WORK TO COMPLETE:
Draw out every line with the word "Emissão" from the listing below.

THE DATA:
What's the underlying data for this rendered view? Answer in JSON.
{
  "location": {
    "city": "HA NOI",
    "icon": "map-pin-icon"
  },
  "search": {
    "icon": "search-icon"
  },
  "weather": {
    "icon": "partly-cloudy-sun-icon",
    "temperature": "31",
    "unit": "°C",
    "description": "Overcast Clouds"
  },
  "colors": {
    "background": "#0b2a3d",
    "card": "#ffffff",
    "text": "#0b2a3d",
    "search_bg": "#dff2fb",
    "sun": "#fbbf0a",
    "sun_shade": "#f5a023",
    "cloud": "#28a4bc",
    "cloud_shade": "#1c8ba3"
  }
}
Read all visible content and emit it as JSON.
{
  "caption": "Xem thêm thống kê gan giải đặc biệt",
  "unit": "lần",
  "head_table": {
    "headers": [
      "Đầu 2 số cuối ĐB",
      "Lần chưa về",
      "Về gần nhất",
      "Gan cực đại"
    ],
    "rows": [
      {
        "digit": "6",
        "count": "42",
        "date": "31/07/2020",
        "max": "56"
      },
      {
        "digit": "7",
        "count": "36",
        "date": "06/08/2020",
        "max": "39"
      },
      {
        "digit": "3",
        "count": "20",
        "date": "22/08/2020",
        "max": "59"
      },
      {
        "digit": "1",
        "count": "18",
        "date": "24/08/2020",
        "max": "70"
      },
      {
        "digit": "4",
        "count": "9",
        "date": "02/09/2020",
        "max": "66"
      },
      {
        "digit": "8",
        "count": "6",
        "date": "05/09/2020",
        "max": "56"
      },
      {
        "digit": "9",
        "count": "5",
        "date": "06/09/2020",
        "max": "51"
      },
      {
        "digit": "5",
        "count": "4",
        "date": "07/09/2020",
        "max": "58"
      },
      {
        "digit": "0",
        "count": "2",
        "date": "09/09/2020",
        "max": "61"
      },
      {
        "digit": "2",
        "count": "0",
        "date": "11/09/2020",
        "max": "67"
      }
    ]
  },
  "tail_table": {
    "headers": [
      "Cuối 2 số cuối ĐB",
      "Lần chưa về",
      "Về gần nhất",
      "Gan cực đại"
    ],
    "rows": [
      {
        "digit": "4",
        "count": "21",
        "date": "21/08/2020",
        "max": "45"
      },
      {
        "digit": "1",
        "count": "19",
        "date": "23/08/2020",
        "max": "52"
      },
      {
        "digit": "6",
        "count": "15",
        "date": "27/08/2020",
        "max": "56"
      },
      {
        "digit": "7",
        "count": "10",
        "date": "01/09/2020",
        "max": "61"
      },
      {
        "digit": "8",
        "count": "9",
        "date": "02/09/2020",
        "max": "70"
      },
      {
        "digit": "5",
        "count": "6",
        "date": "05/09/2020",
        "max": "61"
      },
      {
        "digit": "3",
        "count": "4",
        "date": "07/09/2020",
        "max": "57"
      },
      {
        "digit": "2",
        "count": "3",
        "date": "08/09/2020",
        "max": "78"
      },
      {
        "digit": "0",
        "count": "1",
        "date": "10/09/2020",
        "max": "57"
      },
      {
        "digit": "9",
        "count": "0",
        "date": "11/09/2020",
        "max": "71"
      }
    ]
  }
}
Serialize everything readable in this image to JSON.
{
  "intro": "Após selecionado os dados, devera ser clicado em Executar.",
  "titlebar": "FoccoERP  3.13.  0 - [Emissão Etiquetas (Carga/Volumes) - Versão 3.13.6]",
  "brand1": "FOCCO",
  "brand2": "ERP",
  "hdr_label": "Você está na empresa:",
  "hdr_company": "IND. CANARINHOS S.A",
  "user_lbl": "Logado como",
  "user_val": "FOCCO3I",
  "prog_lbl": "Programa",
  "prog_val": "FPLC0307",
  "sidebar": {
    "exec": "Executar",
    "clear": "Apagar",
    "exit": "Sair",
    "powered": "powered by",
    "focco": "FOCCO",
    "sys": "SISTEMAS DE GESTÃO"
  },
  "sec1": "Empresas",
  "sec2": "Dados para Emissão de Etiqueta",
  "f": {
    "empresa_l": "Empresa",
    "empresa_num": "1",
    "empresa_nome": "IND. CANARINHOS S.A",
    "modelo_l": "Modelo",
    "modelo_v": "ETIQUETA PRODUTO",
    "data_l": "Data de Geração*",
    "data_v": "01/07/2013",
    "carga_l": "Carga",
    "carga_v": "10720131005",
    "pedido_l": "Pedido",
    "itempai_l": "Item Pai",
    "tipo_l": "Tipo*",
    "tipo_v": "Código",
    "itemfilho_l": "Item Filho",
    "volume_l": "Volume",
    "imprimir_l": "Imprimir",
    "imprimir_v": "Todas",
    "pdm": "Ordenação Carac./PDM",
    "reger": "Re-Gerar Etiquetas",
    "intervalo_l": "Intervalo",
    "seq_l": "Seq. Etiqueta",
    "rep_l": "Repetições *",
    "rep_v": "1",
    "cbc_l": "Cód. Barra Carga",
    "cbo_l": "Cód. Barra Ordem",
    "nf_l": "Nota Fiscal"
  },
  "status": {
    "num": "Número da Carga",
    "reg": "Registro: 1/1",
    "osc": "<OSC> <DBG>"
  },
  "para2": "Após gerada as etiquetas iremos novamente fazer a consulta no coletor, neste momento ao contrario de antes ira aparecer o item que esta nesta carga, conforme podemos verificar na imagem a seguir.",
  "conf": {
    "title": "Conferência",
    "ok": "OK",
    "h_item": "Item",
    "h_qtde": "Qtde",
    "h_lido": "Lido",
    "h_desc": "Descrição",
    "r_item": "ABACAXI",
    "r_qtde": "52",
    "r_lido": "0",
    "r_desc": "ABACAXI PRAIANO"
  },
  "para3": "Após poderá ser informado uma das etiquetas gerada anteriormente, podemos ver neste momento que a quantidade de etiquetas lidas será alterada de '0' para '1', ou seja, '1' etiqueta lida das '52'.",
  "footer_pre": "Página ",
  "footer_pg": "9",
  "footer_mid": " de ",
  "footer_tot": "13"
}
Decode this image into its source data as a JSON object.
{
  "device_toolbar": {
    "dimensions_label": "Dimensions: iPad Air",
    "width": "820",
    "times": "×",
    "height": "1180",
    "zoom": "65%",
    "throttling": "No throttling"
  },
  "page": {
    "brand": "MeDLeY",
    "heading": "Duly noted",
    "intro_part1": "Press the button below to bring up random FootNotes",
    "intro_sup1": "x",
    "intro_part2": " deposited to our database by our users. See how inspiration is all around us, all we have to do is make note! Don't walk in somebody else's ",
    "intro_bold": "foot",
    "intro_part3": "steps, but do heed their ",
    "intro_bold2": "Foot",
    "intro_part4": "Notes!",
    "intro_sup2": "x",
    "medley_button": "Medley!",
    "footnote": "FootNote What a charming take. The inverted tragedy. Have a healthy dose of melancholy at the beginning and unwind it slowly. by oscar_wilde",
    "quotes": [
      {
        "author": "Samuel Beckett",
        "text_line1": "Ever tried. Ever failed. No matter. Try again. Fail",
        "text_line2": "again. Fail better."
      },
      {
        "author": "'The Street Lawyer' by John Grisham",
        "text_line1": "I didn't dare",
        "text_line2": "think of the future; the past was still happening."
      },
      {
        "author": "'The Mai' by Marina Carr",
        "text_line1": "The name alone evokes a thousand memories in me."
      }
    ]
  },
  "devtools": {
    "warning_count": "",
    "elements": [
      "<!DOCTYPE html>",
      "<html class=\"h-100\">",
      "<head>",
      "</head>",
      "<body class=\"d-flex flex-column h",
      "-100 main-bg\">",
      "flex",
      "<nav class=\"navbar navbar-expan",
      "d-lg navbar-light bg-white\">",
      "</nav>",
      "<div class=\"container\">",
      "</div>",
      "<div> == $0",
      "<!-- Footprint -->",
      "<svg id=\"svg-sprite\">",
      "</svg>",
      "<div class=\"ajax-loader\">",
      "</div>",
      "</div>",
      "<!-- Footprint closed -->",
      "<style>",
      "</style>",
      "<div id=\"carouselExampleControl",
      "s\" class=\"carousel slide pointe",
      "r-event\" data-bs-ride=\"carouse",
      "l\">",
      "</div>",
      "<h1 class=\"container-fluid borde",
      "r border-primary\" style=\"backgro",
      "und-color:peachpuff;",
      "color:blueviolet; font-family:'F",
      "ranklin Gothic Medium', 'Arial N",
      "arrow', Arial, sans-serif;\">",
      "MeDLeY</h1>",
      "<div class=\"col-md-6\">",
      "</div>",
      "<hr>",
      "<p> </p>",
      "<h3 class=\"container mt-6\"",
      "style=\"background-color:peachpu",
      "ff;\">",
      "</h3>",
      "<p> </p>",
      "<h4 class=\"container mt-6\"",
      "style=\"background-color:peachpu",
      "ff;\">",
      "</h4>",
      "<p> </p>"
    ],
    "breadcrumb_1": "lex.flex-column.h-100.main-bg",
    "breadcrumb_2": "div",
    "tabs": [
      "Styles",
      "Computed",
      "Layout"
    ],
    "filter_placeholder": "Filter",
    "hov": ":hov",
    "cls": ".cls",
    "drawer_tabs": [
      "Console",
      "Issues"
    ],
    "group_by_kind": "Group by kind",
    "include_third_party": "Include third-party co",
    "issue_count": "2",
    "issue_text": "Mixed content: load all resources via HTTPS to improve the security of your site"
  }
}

EXERCISE RESULT:
  "titlebar": "FoccoERP  3.13.  0 - [Emissão Etiquetas (Carga/Volumes) - Versão 3.13.6]",
  "sec2": "Dados para Emissão de Etiqueta",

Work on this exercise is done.